(Collected data)
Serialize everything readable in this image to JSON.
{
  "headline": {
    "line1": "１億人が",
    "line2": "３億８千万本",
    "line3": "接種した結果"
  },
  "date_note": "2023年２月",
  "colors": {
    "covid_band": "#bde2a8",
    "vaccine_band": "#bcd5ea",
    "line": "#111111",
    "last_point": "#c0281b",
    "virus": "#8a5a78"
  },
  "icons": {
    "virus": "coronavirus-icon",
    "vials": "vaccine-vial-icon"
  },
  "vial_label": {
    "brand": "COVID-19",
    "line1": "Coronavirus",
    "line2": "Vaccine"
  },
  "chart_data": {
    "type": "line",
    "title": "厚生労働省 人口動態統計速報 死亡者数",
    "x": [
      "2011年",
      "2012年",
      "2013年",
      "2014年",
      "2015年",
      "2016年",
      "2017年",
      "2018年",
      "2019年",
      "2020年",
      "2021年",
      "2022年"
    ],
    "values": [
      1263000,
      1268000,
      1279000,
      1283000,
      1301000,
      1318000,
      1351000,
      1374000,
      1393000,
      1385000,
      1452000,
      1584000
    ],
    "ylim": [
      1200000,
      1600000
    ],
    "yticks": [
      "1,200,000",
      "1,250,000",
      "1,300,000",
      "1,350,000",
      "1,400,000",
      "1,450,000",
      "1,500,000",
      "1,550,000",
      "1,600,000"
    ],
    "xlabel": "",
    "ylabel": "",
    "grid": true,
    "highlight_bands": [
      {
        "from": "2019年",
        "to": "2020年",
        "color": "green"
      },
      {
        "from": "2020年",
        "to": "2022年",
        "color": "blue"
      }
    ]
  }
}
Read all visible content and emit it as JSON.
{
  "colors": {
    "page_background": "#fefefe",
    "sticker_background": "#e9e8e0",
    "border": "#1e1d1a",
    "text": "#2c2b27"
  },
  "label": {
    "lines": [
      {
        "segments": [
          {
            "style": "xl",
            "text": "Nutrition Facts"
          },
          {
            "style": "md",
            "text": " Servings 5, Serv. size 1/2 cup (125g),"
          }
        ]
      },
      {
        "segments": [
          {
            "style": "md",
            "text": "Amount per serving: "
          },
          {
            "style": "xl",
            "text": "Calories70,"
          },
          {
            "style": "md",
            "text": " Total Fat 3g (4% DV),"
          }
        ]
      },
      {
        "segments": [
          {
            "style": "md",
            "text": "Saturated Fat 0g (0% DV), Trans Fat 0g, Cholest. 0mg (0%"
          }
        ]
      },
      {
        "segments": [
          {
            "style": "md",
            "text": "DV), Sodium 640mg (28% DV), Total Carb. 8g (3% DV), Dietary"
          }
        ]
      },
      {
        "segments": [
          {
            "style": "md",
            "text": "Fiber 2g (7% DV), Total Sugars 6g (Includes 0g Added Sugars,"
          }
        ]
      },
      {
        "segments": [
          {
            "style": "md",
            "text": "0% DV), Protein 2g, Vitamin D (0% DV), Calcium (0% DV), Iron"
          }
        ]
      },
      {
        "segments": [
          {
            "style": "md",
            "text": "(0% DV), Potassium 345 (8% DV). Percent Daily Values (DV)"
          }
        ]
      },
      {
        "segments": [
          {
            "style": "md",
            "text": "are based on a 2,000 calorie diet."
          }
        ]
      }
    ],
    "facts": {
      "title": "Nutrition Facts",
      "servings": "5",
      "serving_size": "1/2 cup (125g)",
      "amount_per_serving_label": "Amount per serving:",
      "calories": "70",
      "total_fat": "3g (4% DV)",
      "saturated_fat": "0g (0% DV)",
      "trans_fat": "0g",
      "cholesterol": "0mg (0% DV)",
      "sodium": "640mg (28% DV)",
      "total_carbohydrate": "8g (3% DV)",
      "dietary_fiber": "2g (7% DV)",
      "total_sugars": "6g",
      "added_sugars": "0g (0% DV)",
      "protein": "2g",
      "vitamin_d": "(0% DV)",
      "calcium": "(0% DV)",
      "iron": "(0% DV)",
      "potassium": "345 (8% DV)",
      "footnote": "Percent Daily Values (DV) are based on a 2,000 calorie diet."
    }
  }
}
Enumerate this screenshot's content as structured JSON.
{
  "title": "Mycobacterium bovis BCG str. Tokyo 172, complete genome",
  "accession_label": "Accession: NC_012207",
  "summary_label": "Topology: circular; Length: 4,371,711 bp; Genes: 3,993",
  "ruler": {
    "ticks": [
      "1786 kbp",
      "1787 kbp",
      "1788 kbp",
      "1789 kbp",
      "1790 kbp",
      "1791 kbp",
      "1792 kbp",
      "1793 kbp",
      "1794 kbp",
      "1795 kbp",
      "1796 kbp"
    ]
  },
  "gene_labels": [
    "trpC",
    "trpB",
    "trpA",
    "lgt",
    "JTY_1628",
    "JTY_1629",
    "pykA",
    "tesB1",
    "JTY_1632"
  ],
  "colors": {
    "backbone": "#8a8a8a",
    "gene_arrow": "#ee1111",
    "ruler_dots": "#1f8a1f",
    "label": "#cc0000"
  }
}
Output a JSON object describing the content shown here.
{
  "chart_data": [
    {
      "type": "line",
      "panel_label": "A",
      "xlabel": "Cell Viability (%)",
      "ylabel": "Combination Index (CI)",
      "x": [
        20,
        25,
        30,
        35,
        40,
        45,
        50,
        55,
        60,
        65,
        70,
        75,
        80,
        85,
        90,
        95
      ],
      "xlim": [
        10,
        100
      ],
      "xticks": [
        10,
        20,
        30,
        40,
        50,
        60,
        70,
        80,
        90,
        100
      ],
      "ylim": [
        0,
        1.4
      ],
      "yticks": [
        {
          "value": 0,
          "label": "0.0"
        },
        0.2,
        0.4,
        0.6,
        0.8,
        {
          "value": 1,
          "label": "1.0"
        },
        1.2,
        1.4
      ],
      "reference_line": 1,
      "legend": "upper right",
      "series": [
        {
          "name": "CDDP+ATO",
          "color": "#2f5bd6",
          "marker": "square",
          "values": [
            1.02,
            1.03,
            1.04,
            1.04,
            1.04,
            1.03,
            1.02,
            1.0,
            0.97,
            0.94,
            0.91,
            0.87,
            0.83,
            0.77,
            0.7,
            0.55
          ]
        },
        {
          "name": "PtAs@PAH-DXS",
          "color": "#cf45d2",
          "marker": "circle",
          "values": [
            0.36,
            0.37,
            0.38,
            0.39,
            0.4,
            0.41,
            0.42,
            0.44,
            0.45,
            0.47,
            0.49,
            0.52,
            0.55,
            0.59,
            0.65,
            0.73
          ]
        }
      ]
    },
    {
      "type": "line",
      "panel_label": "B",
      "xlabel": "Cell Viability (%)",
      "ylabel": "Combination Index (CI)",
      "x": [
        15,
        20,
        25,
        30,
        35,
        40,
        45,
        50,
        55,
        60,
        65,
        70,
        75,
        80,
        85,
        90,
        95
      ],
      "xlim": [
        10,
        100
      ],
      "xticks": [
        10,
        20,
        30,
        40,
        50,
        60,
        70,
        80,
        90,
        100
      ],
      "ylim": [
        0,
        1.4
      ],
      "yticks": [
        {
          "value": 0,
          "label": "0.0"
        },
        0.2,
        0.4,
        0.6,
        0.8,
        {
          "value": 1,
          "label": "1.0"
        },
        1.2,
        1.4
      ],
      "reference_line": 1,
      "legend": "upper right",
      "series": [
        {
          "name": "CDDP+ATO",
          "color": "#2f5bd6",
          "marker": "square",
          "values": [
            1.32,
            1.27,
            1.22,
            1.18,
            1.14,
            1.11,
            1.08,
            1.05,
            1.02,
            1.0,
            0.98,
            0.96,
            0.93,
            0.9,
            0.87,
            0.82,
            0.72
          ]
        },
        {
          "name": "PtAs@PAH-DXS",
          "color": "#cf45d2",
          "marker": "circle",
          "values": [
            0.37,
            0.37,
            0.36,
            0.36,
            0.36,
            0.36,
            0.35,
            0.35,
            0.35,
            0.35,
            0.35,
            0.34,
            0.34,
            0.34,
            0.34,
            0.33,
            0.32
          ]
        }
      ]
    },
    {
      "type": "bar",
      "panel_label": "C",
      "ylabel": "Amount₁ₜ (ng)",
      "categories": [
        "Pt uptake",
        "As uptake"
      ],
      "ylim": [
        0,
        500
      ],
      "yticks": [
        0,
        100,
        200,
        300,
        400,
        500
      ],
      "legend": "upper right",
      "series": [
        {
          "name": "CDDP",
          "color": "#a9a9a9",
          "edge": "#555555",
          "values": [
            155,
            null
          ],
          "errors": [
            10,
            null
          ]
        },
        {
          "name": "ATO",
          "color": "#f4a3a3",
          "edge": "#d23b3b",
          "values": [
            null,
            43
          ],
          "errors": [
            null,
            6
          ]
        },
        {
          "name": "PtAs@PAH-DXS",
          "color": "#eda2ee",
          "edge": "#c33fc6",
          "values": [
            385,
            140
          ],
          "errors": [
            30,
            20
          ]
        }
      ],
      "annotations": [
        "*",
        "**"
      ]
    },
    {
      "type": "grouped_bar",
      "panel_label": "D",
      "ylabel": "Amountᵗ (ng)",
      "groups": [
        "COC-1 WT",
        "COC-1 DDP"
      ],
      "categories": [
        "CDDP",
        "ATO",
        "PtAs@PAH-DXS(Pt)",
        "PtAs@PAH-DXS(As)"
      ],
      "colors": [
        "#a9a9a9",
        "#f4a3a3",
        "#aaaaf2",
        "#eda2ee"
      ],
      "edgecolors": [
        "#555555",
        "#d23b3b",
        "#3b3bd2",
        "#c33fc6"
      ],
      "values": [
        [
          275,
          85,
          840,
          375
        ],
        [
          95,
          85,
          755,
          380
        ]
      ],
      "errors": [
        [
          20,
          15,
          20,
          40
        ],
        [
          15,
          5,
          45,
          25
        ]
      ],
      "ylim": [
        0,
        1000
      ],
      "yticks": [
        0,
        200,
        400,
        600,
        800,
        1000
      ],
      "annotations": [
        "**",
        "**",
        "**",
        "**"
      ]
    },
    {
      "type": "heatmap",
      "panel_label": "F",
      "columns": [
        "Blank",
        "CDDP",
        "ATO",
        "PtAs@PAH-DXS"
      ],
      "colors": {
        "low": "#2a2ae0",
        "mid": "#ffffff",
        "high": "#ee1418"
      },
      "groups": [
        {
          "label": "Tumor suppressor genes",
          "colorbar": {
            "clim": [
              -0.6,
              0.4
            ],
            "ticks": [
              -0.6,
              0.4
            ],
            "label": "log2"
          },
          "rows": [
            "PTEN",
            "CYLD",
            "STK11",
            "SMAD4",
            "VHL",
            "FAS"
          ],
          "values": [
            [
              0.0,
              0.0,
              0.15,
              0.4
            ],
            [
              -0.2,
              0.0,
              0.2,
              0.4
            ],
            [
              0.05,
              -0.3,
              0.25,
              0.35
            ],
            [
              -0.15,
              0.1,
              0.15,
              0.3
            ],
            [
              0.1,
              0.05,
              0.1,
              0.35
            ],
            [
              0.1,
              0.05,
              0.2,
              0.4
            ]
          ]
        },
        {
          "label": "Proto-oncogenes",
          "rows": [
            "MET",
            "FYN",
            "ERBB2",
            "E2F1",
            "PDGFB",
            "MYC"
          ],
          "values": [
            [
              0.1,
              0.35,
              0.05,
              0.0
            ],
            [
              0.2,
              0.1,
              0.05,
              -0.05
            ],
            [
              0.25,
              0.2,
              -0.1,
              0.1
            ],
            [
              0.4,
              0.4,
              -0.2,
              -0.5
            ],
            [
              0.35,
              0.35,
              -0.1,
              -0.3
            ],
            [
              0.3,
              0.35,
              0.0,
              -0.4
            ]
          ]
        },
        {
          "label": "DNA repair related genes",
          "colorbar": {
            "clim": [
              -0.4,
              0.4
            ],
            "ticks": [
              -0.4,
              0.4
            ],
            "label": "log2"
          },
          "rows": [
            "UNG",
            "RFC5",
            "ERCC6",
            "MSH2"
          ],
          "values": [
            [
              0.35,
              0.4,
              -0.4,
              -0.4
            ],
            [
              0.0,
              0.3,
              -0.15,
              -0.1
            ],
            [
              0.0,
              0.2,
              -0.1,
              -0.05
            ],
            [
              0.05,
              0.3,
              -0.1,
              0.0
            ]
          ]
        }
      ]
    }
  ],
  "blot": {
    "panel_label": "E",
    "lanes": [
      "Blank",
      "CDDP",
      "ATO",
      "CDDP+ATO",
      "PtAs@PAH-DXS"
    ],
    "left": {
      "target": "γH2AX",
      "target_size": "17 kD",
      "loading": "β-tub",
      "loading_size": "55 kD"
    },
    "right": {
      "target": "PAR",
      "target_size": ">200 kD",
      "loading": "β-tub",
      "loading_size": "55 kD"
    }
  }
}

§ **Problem statement**:
Report how many lines above hold "PtAs", number only.

§ **Task response**:
7